--- Begin ---

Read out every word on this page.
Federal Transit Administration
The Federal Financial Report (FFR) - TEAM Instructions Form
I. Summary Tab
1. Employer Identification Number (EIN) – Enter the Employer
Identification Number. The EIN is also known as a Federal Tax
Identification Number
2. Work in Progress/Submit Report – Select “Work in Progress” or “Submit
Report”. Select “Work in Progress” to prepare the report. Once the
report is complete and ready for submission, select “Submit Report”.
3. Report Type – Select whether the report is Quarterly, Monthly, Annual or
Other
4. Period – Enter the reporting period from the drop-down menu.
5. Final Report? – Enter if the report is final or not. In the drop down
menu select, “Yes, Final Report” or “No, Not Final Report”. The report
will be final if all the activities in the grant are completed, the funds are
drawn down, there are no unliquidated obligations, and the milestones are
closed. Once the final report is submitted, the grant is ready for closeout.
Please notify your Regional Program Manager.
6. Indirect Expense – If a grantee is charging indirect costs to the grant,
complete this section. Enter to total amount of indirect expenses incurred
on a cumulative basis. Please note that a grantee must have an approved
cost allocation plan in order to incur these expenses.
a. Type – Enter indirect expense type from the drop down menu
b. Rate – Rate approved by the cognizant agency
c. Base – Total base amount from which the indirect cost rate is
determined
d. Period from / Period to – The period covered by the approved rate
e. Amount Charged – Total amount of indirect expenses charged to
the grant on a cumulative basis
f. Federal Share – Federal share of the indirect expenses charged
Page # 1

--- End ---
--- Begin ---

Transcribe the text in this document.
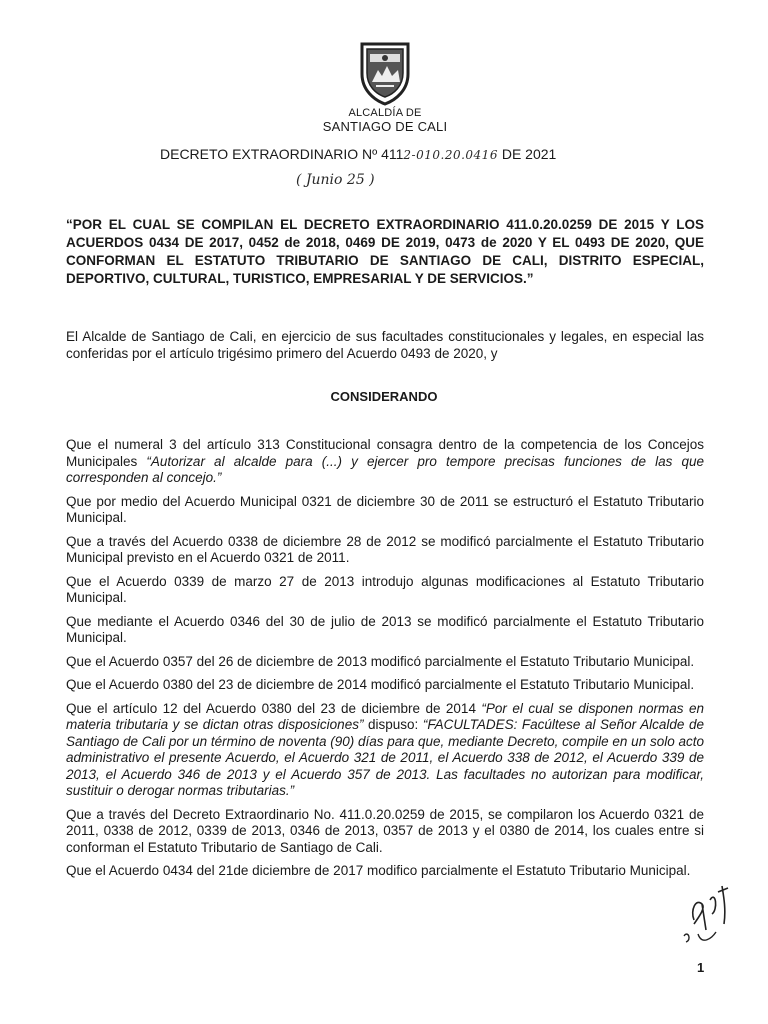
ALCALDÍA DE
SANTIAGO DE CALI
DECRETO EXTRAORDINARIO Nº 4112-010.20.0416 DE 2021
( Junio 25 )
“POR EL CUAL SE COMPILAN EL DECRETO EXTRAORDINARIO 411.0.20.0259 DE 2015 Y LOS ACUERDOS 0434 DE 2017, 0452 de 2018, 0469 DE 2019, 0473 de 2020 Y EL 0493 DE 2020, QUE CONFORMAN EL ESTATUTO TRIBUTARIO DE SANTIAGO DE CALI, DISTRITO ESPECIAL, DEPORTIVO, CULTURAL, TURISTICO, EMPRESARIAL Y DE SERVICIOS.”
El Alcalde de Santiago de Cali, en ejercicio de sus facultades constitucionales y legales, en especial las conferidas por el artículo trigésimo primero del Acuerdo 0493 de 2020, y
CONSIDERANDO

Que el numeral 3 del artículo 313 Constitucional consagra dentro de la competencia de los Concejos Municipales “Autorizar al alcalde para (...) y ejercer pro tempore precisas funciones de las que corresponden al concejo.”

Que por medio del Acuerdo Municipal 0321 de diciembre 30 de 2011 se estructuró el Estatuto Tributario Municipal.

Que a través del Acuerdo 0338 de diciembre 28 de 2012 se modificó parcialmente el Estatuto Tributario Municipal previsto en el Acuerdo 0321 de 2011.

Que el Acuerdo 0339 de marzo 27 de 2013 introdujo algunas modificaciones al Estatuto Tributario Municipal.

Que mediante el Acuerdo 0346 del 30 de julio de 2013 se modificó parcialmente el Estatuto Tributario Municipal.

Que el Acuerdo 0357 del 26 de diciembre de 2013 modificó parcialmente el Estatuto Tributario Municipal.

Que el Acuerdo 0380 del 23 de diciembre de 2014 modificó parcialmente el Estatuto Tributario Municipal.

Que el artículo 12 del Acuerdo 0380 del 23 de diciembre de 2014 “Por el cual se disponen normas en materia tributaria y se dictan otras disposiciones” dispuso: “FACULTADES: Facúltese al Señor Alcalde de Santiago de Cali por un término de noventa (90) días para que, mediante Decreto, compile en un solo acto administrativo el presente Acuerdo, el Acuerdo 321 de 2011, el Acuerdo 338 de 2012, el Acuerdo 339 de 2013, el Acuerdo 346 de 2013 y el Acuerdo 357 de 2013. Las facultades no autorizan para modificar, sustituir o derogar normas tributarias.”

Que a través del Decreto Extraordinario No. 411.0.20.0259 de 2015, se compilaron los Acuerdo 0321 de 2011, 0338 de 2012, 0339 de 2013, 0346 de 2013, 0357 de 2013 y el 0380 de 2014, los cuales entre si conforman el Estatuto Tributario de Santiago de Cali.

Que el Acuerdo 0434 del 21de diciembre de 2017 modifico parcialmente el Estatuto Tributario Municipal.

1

--- End ---

From the listing, copy every line where the string "grantee" appears.

◆ The output ◆
6. Indirect Expense – If a grantee is charging indirect costs to the grant,
on a cumulative basis. Please note that a grantee must have an approved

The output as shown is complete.